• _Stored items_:
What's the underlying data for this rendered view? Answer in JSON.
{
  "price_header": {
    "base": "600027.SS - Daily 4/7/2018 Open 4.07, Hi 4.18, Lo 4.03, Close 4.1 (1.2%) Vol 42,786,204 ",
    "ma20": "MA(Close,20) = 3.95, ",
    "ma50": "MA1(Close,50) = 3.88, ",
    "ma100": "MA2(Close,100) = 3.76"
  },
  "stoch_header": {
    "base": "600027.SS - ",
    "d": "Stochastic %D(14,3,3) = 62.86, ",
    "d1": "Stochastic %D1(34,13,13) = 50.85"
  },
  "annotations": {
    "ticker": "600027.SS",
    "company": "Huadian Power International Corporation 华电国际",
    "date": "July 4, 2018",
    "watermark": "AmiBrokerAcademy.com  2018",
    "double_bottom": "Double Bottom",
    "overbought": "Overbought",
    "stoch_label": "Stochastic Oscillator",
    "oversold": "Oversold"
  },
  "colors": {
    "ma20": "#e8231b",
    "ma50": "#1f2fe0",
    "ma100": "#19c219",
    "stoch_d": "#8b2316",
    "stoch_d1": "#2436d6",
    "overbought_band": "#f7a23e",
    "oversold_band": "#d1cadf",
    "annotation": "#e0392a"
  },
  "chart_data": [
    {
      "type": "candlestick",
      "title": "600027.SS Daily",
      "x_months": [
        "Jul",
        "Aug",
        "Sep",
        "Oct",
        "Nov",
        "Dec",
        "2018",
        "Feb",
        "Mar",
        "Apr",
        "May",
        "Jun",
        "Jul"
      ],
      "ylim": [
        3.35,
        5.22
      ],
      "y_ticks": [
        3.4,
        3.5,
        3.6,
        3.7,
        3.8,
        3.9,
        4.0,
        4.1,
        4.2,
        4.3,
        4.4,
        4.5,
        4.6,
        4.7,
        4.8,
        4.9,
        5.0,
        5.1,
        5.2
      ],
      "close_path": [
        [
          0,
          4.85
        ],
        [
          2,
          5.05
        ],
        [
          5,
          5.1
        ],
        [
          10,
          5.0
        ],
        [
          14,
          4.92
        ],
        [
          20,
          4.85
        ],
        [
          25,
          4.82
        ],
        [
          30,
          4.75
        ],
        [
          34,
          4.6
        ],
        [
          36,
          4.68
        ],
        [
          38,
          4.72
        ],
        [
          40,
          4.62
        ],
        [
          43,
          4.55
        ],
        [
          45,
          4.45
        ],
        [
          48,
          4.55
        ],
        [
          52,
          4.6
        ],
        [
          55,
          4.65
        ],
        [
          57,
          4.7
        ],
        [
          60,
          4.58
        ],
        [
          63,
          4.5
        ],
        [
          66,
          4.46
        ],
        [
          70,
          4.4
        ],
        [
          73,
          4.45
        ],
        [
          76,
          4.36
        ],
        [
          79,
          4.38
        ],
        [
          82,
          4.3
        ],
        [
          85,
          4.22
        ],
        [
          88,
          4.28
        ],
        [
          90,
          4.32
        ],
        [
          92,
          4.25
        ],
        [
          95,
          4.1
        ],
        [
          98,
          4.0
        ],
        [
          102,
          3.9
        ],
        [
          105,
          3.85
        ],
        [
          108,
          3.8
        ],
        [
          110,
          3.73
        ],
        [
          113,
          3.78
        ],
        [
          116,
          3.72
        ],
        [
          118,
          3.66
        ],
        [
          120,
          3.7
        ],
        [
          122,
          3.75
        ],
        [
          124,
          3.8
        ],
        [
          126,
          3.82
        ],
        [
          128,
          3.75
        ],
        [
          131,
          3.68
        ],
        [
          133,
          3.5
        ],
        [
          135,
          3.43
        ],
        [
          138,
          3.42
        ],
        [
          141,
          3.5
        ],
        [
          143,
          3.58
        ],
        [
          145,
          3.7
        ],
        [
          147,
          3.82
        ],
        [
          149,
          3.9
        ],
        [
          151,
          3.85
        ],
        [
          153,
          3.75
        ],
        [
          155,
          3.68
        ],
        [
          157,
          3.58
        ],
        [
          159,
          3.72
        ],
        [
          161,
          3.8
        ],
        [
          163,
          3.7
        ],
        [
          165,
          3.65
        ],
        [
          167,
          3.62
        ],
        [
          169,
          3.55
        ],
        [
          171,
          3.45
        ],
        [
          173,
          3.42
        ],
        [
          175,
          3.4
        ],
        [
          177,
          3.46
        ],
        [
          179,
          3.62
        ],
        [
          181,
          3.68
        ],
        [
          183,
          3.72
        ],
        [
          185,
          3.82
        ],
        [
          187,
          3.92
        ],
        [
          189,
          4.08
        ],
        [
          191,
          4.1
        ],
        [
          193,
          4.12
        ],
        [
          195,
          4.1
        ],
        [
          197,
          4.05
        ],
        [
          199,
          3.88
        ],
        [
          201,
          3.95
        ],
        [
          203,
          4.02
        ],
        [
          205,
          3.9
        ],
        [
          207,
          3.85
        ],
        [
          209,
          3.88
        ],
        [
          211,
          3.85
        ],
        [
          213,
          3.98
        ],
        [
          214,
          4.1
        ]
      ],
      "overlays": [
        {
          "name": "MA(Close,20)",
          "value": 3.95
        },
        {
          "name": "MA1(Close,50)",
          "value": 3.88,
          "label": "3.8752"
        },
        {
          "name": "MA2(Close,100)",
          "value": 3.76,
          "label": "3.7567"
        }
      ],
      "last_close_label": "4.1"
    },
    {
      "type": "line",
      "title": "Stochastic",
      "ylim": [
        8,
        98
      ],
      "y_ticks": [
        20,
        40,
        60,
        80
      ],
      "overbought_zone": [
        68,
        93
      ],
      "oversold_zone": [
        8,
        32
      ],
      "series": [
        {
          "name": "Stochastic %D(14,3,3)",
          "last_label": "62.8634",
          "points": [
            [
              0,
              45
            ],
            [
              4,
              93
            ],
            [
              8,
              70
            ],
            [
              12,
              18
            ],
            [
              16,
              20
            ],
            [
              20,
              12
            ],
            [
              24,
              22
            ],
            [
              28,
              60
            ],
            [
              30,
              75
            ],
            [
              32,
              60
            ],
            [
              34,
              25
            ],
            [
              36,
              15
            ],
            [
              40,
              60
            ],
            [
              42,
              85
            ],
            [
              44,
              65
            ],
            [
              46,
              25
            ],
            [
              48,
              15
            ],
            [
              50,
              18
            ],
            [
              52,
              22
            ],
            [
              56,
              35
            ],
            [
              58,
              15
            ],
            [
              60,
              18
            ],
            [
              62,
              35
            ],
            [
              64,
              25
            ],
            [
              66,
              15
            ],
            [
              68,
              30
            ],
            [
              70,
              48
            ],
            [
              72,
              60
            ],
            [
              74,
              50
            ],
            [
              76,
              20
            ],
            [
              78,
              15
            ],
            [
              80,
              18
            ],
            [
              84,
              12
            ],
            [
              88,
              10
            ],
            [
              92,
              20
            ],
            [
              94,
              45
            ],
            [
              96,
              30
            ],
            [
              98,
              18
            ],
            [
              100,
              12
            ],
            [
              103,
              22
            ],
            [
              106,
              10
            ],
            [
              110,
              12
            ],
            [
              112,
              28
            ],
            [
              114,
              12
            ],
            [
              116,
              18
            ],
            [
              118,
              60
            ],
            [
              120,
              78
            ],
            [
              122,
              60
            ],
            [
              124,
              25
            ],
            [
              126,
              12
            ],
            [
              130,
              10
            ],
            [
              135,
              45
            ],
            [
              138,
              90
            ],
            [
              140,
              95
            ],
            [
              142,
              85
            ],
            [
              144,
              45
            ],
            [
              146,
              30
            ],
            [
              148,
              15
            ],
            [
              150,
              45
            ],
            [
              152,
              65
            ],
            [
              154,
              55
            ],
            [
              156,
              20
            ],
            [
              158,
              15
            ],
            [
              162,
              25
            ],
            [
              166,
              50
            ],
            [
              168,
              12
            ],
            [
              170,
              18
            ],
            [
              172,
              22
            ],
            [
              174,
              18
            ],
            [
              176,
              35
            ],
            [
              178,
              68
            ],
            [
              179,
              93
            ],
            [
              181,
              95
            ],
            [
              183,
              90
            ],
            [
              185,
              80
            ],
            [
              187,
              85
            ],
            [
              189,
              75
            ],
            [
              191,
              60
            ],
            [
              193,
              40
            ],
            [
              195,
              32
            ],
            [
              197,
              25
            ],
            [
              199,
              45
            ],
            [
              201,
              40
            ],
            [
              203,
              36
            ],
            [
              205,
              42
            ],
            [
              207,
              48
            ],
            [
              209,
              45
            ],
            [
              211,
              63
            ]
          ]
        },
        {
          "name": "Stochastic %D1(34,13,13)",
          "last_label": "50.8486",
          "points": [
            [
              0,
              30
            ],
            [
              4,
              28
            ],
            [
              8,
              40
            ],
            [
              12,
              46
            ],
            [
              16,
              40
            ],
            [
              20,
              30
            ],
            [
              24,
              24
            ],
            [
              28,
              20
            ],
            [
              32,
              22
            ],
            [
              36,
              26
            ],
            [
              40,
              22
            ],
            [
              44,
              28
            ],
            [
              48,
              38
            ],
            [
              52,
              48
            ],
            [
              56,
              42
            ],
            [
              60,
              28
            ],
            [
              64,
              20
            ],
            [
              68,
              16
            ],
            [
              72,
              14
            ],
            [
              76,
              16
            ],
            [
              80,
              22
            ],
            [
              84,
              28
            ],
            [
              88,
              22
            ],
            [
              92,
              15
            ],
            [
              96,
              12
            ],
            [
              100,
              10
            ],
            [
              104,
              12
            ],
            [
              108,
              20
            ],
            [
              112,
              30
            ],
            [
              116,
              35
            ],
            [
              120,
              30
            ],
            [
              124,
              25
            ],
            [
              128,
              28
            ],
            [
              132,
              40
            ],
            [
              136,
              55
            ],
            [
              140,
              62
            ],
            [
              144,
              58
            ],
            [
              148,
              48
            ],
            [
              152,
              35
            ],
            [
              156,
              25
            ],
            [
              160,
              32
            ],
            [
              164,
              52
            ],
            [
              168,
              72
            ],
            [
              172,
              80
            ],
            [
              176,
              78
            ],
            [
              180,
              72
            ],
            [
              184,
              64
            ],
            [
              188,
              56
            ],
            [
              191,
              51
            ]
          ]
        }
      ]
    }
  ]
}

• _THE REQUEST_:
Collect from the data above every line that includes "name".

• _PROBLEM SOLUTION_:
          "name": "MA(Close,20)",
          "name": "MA1(Close,50)",
          "name": "MA2(Close,100)",
          "name": "Stochastic %D(14,3,3)",
          "name": "Stochastic %D1(34,13,13)",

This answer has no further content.